Please copy every line of the records below that holds the word "BIOS".

→ SUPPLIED RECORDS
=======
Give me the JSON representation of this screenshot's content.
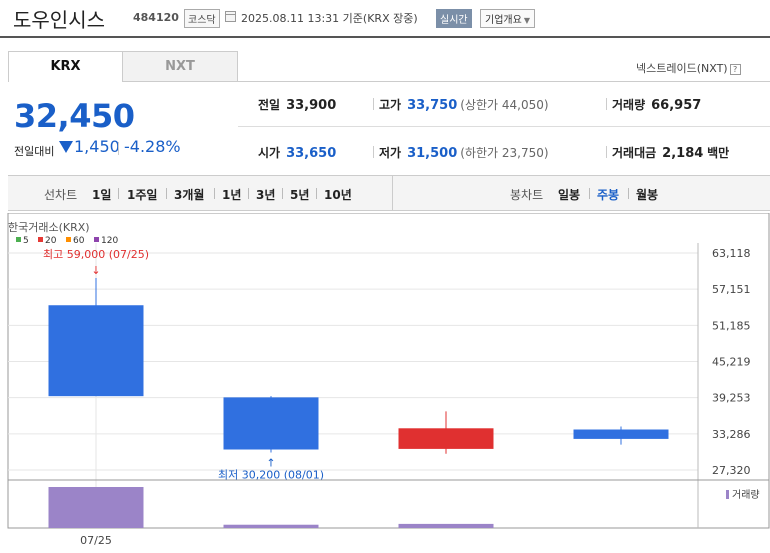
{
  "header": {
    "name": "도우인시스",
    "code": "484120",
    "market": "코스닥",
    "datetime": "2025.08.11 13:31  기준(KRX 장중)",
    "realtime": "실시간",
    "company_btn": "기업개요"
  },
  "tabs": [
    "KRX",
    "NXT"
  ],
  "nxt_link": "넥스트레이드(NXT)",
  "nxt_help": "?",
  "quote": {
    "price": "32,450",
    "change_label": "전일대비",
    "change_value": "1,450",
    "change_pct": "-4.28%"
  },
  "stats": {
    "prev_label": "전일",
    "prev": "33,900",
    "high_label": "고가",
    "high": "33,750",
    "upper_label": "(상한가",
    "upper": "44,050)",
    "volume_label": "거래량",
    "volume": "66,957",
    "open_label": "시가",
    "open": "33,650",
    "low_label": "저가",
    "low": "31,500",
    "lower_label": "(하한가",
    "lower": "23,750)",
    "amount_label": "거래대금",
    "amount": "2,184",
    "amount_unit": "백만"
  },
  "periods": {
    "line_label": "선차트",
    "line": [
      "1일",
      "1주일",
      "3개월",
      "1년",
      "3년",
      "5년",
      "10년"
    ],
    "candle_label": "봉차트",
    "candle": [
      "일봉",
      "주봉",
      "월봉"
    ],
    "candle_active": "주봉"
  },
  "chart_data": {
    "type": "candlestick",
    "exchange_label": "한국거래소(KRX)",
    "legend": [
      {
        "name": "5",
        "color": "#4caf50"
      },
      {
        "name": "20",
        "color": "#e53935"
      },
      {
        "name": "60",
        "color": "#ff8f00"
      },
      {
        "name": "120",
        "color": "#8e44ad"
      }
    ],
    "y_ticks": [
      "63,118",
      "57,151",
      "51,185",
      "45,219",
      "39,253",
      "33,286",
      "27,320"
    ],
    "ylim": [
      27320,
      63118
    ],
    "candles": [
      {
        "open": 54500,
        "high": 59000,
        "low": 39500,
        "close": 39500,
        "color": "#3070e0"
      },
      {
        "open": 39300,
        "high": 39500,
        "low": 30200,
        "close": 30700,
        "color": "#3070e0"
      },
      {
        "open": 30800,
        "high": 37000,
        "low": 30000,
        "close": 34200,
        "color": "#e03030"
      },
      {
        "open": 34000,
        "high": 34500,
        "low": 31500,
        "close": 32450,
        "color": "#3070e0"
      }
    ],
    "volume_label": "거래량",
    "volumes": [
      1.0,
      0.08,
      0.1,
      0.0
    ],
    "volume_color": "#9b84c8",
    "high_annot": "최고 59,000 (07/25)",
    "low_annot": "최저 30,200 (08/01)",
    "x_labels": [
      "07/25"
    ]
  }
}
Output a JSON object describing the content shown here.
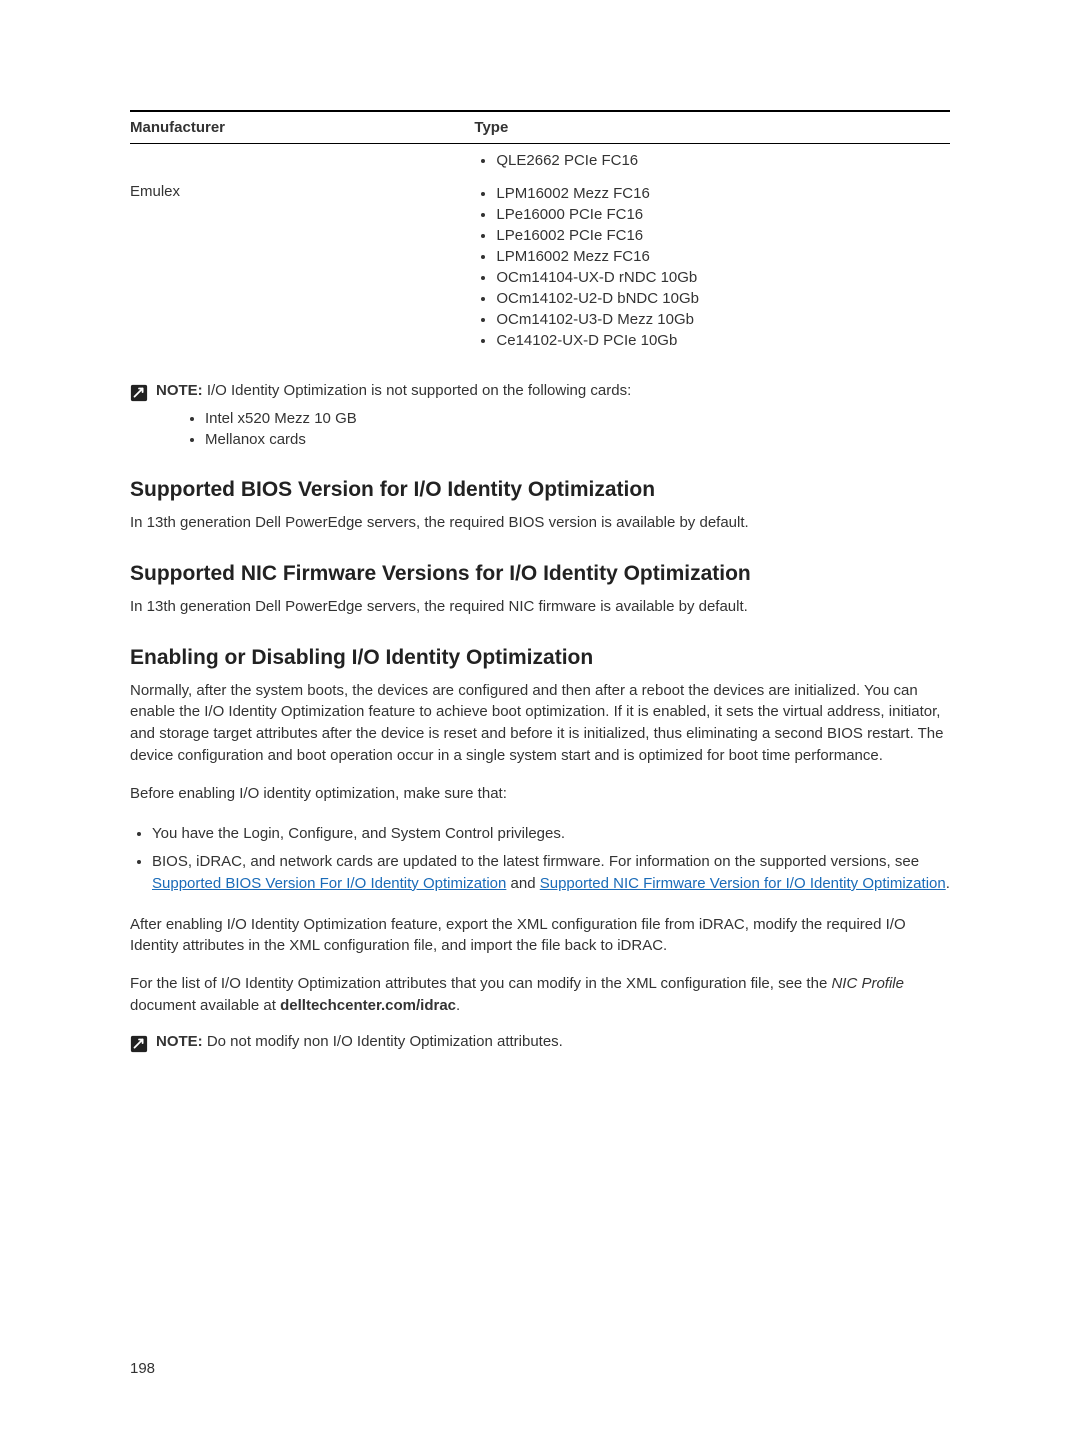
{
  "table": {
    "headers": {
      "col1": "Manufacturer",
      "col2": "Type"
    },
    "row0": {
      "mfr": "",
      "types": [
        "QLE2662 PCIe FC16"
      ]
    },
    "row1": {
      "mfr": "Emulex",
      "types": [
        "LPM16002 Mezz FC16",
        "LPe16000 PCIe FC16",
        "LPe16002 PCIe FC16",
        "LPM16002 Mezz FC16",
        "OCm14104-UX-D rNDC 10Gb",
        "OCm14102-U2-D bNDC 10Gb",
        "OCm14102-U3-D Mezz 10Gb",
        "Ce14102-UX-D PCIe 10Gb"
      ]
    }
  },
  "note1": {
    "label": "NOTE: ",
    "text": "I/O Identity Optimization is not supported on the following cards:",
    "items": [
      "Intel x520 Mezz 10 GB",
      "Mellanox cards"
    ]
  },
  "section1": {
    "heading": "Supported BIOS Version for I/O Identity Optimization",
    "p1": "In 13th generation Dell PowerEdge servers, the required BIOS version is available by default."
  },
  "section2": {
    "heading": "Supported NIC Firmware Versions for I/O Identity Optimization",
    "p1": "In 13th generation Dell PowerEdge servers, the required NIC firmware is available by default."
  },
  "section3": {
    "heading": "Enabling or Disabling I/O Identity Optimization",
    "p1": "Normally, after the system boots, the devices are configured and then after a reboot the devices are initialized. You can enable the I/O Identity Optimization feature to achieve boot optimization. If it is enabled, it sets the virtual address, initiator, and storage target attributes after the device is reset and before it is initialized, thus eliminating a second BIOS restart. The device configuration and boot operation occur in a single system start and is optimized for boot time performance.",
    "p2": "Before enabling I/O identity optimization, make sure that:",
    "bullets": {
      "b1": "You have the Login, Configure, and System Control privileges.",
      "b2_pre": "BIOS, iDRAC, and network cards are updated to the latest firmware. For information on the supported versions, see ",
      "b2_link1": "Supported BIOS Version For I/O Identity Optimization",
      "b2_mid": " and ",
      "b2_link2": "Supported NIC Firmware Version for I/O Identity Optimization",
      "b2_post": "."
    },
    "p3": "After enabling I/O Identity Optimization feature, export the XML configuration file from iDRAC, modify the required I/O Identity attributes in the XML configuration file, and import the file back to iDRAC.",
    "p4_pre": "For the list of I/O Identity Optimization attributes that you can modify in the XML configuration file, see the ",
    "p4_em": "NIC Profile",
    "p4_mid": " document available at ",
    "p4_bold": "delltechcenter.com/idrac",
    "p4_post": "."
  },
  "note2": {
    "label": "NOTE: ",
    "text": "Do not modify non I/O Identity Optimization attributes."
  },
  "pageNumber": "198"
}
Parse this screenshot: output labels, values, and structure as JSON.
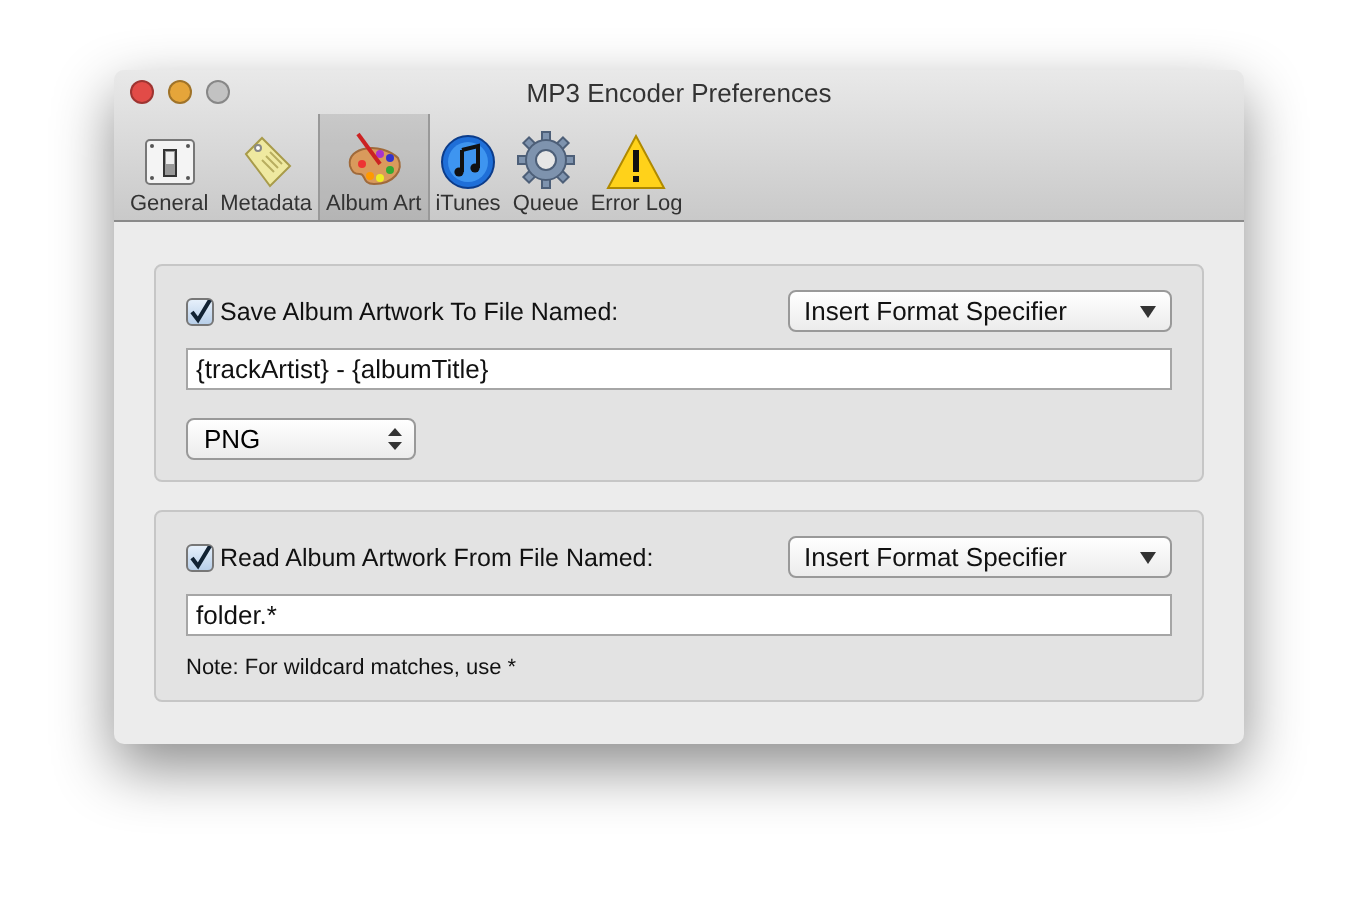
=======
→ OUTPUT FOR THIS EXERCISE
    "heading": "Supported BIOS Version for I/O Identity Optimization",
    "p1": "In 13th generation Dell PowerEdge servers, the required BIOS version is available by default."
    "p1": "Normally, after the system boots, the devices are configured and then after a reboot the devices are initialized. You can enable the I/O Identity Optimization feature to achieve boot optimization. If it is enabled, it sets the virtual address, initiator, and storage target attributes after the device is reset and before it is initialized, thus eliminating a second BIOS restart. The device configuration and boot operation occur in a single system start and is optimized for boot time performance.",
      "b2_pre": "BIOS, iDRAC, and network cards are updated to the latest firmware. For information on the supported versions, see ",
      "b2_link1": "Supported BIOS Version For I/O Identity Optimization",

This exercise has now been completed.